Lines containing the word "молодежной" are the ones to copy from the records below.

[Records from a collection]

-=-=-=-=-

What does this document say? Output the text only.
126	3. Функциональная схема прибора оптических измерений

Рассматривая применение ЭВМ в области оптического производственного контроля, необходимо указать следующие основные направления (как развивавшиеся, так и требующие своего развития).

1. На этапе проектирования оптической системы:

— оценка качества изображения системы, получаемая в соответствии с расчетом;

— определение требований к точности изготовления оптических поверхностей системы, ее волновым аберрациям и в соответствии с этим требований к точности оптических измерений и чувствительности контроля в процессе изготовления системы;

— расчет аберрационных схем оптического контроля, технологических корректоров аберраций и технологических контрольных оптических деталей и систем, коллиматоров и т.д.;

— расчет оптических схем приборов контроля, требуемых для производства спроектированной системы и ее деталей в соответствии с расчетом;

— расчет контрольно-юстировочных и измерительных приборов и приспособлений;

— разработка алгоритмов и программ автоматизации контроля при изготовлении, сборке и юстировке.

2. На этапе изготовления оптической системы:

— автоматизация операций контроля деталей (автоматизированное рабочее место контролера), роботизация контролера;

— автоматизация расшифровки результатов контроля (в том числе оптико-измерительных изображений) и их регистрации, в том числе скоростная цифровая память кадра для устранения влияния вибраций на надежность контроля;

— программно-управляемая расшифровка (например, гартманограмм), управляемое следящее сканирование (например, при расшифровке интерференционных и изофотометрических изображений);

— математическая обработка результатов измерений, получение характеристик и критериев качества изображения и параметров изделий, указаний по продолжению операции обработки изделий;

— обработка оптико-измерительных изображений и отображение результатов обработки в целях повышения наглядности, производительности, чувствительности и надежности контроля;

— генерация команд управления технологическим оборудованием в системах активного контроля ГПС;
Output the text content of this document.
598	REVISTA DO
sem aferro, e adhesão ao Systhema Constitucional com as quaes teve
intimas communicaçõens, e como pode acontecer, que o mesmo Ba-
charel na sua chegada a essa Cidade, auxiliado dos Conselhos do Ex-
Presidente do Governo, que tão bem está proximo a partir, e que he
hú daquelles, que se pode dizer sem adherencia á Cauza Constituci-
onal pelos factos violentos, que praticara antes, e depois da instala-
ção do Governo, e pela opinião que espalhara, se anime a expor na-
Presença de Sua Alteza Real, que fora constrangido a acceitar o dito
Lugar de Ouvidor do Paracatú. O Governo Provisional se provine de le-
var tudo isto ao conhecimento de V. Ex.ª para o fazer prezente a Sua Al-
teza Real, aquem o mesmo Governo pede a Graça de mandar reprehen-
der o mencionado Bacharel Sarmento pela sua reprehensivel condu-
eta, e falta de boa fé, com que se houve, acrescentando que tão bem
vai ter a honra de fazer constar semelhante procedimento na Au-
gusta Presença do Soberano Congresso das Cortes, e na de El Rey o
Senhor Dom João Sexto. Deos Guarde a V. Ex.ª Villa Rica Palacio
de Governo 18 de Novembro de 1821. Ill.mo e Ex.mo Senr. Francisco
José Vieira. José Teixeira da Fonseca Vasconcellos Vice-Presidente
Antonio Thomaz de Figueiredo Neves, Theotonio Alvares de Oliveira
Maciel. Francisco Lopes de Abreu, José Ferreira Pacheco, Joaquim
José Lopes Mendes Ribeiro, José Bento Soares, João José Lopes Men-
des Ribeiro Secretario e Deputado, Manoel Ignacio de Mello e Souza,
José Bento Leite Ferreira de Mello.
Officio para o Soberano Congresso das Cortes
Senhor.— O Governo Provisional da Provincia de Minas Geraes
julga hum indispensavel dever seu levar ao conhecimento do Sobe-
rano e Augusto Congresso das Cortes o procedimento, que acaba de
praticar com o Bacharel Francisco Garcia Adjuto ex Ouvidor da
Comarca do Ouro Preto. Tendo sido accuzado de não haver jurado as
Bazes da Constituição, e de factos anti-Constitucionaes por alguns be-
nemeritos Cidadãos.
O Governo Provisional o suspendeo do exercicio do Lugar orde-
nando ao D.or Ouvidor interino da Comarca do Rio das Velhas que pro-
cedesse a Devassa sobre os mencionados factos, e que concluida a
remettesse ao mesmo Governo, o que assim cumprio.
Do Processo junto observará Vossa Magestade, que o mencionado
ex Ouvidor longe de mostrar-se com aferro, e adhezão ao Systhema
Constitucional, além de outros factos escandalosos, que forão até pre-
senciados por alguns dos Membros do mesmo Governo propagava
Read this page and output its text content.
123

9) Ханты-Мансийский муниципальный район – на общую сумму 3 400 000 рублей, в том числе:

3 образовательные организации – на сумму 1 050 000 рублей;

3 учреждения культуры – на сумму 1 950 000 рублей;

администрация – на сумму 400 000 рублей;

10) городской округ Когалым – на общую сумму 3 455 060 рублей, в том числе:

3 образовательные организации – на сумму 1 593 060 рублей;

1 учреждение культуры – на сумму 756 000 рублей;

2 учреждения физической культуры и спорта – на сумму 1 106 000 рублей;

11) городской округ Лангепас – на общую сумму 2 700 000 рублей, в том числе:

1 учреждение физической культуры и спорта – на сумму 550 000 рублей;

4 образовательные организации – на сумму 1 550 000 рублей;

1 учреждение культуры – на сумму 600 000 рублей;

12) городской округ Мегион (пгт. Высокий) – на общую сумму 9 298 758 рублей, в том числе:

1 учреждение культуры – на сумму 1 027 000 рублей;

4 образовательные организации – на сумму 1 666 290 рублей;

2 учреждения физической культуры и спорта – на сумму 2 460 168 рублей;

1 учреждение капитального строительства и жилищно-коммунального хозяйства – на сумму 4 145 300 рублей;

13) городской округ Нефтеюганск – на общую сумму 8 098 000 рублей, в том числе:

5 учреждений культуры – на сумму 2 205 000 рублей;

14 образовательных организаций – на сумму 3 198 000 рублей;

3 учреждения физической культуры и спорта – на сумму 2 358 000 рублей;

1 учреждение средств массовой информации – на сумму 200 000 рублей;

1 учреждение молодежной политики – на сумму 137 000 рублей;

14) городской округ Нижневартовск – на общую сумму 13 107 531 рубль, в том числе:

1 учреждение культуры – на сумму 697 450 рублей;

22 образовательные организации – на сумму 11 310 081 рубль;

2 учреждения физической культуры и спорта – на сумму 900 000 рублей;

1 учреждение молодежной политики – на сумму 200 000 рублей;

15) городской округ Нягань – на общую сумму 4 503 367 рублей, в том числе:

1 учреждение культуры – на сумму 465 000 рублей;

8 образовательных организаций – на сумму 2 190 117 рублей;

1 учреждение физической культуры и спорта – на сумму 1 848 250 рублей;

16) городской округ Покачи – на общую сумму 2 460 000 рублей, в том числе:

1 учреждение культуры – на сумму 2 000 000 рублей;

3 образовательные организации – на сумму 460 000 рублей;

-=-=-=-=-

### Solution to this exercise
1 учреждение молодежной политики – на сумму 137 000 рублей;
1 учреждение молодежной политики – на сумму 200 000 рублей;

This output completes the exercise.